Dataset items

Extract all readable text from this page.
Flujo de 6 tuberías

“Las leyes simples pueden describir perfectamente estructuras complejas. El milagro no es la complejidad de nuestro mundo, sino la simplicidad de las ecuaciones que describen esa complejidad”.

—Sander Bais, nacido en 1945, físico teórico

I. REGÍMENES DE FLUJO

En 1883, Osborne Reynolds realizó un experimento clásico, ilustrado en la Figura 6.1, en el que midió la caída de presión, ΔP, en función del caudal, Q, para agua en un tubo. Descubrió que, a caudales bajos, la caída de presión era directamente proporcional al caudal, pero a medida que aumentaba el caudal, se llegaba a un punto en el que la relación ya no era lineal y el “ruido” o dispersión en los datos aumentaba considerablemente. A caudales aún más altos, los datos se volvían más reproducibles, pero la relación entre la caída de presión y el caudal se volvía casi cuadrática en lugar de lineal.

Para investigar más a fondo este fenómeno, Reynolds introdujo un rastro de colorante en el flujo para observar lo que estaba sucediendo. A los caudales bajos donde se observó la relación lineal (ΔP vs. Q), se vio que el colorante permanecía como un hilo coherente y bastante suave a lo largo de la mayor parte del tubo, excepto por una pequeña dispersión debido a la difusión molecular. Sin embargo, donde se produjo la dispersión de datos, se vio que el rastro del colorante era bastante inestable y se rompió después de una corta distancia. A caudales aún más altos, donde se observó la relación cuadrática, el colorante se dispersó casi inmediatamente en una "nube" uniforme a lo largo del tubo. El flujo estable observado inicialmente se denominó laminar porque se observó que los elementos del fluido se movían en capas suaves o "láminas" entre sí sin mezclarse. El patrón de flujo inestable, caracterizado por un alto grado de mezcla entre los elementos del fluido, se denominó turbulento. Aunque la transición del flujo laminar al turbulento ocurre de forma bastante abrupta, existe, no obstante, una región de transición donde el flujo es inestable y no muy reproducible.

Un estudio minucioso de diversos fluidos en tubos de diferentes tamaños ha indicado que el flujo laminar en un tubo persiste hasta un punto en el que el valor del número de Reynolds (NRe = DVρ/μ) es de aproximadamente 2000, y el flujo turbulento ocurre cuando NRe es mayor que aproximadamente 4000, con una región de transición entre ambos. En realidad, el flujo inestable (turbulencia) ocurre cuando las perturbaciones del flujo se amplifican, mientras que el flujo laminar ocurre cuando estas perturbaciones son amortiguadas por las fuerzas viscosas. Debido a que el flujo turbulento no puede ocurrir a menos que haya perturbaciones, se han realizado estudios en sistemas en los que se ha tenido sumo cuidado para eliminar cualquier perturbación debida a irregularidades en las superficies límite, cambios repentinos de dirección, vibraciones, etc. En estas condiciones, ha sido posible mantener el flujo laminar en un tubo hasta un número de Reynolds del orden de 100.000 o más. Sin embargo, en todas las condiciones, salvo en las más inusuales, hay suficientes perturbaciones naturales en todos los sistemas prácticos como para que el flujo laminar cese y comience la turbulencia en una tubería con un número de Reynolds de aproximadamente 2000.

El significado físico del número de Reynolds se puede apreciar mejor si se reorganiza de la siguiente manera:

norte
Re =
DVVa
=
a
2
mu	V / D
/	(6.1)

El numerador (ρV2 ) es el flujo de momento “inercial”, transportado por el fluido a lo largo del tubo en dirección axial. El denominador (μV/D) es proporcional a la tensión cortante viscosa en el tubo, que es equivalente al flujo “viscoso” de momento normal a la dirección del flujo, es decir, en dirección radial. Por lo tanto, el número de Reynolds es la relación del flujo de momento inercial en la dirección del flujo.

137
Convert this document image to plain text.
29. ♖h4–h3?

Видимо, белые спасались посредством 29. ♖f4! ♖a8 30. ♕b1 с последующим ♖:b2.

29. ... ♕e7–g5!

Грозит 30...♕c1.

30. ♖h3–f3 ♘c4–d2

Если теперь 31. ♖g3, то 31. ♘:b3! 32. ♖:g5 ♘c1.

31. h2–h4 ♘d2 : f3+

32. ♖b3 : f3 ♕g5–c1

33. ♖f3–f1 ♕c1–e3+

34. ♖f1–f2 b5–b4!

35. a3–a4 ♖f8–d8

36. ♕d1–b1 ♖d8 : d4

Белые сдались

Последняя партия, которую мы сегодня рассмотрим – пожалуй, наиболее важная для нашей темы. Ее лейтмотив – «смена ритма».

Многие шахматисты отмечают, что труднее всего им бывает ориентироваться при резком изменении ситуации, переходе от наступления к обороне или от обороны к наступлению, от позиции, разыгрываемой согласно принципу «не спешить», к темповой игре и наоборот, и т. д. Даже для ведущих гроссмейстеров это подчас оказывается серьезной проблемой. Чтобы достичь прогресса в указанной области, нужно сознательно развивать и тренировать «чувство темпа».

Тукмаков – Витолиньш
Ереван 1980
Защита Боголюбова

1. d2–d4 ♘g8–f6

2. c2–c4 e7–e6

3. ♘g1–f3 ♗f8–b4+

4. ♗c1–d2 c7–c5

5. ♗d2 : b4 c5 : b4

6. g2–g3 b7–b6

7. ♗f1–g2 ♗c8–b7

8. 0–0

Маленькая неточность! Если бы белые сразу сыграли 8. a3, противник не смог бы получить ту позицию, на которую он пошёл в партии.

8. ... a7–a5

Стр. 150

## Task details
Filter out all lines lacking the word "text" and copy the rest.

## Exercise output
Extract all readable text from this page.
Convert this document image to plain text.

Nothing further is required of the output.